======== Material to process

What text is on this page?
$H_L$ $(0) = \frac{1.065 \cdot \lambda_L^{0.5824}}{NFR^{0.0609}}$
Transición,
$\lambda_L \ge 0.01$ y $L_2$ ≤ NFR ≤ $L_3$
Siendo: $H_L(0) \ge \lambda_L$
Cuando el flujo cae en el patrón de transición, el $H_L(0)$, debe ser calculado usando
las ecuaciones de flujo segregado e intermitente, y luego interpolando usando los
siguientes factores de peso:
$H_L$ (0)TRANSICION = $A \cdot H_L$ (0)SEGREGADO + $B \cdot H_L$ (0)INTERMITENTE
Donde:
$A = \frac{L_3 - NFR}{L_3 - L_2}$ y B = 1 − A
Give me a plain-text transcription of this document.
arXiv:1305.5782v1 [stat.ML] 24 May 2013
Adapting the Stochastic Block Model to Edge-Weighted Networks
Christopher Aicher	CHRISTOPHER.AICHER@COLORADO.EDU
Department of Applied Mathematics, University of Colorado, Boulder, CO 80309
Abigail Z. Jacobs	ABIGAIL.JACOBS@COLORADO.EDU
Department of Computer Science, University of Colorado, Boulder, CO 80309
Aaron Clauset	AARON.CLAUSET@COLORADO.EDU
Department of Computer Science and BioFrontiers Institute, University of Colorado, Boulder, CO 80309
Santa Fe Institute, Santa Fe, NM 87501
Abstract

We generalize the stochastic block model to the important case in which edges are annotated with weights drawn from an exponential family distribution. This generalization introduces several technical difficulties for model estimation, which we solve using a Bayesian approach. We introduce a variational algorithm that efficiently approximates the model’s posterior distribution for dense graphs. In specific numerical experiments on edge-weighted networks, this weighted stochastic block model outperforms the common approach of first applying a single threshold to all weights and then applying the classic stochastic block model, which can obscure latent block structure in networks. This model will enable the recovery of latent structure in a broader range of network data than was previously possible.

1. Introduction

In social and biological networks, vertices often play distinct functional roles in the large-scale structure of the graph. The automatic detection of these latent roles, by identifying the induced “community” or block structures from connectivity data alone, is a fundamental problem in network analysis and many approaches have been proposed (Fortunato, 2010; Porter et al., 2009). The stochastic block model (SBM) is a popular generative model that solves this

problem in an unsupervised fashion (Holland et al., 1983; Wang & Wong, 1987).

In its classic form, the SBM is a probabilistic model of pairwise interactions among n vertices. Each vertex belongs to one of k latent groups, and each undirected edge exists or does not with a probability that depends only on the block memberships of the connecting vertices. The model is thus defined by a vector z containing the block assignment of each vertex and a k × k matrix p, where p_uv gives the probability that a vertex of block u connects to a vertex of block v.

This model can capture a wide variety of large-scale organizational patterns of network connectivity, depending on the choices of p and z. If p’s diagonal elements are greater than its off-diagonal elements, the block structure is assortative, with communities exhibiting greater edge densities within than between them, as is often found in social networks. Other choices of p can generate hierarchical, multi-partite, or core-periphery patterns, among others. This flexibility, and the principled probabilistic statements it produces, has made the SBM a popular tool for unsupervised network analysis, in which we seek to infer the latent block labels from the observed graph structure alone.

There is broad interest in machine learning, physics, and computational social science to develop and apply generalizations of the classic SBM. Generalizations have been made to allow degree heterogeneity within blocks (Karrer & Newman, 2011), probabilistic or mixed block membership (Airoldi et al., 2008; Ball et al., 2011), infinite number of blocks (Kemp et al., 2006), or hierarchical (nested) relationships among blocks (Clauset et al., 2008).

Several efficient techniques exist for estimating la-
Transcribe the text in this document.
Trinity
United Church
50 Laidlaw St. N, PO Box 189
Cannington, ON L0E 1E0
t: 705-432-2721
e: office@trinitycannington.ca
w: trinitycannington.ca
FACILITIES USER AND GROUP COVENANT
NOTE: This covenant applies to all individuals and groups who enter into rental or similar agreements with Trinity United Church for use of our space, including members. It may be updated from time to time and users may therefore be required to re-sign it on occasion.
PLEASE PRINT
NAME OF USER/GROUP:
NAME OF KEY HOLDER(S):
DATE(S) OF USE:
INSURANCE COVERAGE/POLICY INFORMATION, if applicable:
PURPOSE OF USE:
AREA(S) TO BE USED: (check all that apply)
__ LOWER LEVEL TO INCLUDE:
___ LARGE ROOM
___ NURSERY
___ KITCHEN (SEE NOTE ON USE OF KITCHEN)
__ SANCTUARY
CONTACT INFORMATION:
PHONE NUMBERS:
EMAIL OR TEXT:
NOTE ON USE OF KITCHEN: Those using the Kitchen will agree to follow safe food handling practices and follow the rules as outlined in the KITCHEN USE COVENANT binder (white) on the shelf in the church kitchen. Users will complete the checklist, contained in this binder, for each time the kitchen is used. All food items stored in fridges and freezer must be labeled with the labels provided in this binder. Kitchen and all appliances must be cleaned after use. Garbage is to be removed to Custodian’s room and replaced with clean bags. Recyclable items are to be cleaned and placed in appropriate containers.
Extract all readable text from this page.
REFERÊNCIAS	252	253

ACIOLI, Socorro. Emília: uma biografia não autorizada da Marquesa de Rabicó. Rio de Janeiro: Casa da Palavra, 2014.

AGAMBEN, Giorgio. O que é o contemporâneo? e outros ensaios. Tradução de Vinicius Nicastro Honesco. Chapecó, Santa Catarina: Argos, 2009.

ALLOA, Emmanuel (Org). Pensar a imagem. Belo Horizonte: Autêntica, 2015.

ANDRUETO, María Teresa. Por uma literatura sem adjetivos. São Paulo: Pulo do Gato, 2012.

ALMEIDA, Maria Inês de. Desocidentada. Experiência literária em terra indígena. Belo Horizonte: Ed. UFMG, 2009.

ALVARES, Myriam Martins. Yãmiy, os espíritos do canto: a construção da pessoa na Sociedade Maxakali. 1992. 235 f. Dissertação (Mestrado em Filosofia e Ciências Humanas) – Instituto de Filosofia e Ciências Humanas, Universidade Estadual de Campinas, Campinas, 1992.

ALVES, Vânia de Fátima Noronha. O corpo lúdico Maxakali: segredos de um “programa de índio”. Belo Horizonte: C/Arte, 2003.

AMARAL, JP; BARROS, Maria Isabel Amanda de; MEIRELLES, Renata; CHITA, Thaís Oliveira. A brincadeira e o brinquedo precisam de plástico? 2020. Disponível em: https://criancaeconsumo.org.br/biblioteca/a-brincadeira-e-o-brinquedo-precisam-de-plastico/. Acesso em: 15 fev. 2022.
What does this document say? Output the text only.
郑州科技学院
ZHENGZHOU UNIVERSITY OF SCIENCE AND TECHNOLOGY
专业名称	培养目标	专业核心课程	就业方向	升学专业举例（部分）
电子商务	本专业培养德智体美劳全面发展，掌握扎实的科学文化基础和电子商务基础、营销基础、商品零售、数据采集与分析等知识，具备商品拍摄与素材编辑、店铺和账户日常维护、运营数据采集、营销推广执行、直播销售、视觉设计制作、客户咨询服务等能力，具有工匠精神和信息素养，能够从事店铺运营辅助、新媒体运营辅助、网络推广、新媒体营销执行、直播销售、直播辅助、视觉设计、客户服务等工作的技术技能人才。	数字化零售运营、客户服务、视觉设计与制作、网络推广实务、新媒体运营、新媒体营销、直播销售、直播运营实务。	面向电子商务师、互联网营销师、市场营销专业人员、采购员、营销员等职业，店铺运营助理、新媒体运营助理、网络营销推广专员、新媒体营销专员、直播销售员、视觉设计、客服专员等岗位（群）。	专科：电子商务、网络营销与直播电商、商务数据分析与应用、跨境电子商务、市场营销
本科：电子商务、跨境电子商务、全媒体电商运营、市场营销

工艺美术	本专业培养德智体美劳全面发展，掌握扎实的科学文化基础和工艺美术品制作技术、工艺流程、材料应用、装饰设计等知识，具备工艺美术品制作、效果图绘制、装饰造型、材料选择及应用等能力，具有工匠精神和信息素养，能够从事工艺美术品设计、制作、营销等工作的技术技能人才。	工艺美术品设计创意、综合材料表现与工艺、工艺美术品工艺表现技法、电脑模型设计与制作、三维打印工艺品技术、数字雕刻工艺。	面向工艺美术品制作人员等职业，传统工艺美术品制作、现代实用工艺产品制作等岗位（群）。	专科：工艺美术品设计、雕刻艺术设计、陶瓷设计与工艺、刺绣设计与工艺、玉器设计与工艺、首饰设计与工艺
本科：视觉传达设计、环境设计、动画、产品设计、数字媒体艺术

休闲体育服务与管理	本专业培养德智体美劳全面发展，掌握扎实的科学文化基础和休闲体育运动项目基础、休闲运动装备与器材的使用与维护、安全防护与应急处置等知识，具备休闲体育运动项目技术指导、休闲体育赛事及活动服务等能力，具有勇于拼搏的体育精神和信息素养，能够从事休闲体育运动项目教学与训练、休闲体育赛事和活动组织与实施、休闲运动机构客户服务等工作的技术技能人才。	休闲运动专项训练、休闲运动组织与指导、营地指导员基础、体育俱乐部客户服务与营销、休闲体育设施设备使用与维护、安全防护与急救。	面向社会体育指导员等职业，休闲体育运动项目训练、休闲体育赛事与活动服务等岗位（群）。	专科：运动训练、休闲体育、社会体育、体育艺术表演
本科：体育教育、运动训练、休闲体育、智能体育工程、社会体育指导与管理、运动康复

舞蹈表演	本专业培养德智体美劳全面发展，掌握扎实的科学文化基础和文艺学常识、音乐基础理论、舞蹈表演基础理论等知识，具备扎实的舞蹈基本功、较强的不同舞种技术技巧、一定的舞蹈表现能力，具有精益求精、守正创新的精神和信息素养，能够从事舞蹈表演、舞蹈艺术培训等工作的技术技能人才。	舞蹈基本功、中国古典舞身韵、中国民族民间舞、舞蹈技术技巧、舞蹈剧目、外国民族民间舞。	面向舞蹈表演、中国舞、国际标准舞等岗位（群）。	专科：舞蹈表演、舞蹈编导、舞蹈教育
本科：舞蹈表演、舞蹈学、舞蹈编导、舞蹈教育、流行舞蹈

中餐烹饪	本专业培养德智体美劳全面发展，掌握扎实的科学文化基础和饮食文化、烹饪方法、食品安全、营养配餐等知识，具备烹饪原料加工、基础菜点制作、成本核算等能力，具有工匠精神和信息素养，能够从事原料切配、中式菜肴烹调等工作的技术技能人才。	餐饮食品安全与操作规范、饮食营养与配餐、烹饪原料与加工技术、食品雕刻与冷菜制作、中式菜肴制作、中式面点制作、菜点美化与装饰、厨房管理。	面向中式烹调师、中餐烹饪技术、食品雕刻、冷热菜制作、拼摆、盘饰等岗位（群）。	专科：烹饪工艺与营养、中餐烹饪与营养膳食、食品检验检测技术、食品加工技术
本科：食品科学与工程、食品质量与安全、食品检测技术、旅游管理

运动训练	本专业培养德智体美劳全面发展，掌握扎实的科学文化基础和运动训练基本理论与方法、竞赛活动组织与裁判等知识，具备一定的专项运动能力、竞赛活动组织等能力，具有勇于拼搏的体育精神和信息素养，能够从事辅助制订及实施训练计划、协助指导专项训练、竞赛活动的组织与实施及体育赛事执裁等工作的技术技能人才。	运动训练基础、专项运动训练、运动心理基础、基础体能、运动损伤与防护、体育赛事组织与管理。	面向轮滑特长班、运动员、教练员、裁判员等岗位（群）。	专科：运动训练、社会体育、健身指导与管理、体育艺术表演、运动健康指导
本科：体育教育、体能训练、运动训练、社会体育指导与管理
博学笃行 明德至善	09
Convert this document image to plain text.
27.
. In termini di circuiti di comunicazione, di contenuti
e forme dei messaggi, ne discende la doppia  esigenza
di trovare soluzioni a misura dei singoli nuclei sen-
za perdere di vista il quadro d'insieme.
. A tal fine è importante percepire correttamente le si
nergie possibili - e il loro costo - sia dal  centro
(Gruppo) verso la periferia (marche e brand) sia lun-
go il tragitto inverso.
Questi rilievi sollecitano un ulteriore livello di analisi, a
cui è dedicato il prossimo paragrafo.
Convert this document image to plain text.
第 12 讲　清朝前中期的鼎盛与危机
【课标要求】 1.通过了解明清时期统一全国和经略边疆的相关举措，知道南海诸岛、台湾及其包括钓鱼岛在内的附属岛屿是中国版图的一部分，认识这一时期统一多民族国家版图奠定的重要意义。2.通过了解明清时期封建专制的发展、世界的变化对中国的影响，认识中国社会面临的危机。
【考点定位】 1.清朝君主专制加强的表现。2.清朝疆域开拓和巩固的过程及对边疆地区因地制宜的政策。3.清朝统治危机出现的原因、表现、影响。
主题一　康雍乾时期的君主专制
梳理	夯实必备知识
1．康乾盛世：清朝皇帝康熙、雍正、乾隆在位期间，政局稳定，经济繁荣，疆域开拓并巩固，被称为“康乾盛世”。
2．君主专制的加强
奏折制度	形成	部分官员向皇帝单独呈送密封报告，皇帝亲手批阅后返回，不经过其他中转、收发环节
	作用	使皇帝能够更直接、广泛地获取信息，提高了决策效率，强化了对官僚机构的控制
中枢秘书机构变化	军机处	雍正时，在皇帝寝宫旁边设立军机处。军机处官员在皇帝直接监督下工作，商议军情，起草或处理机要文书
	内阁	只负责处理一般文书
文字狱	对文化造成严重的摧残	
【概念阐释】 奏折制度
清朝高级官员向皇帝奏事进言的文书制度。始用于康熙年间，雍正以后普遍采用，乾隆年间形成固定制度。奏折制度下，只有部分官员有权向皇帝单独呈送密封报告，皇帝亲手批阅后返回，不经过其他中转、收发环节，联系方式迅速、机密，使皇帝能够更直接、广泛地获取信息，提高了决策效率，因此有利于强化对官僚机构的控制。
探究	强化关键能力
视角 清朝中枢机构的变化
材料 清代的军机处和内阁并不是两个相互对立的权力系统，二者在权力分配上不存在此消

================

** Set problem **
Go through the listing above and pull out each line containing the word "不经过其他中转".

** Written response **
奏折制度	形成	部分官员向皇帝单独呈送密封报告，皇帝亲手批阅后返回，不经过其他中转、收发环节
清朝高级官员向皇帝奏事进言的文书制度。始用于康熙年间，雍正以后普遍采用，乾隆年间形成固定制度。奏折制度下，只有部分官员有权向皇帝单独呈送密封报告，皇帝亲手批阅后返回，不经过其他中转、收发环节，联系方式迅速、机密，使皇帝能够更直接、广泛地获取信息，提高了决策效率，因此有利于强化对官僚机构的控制。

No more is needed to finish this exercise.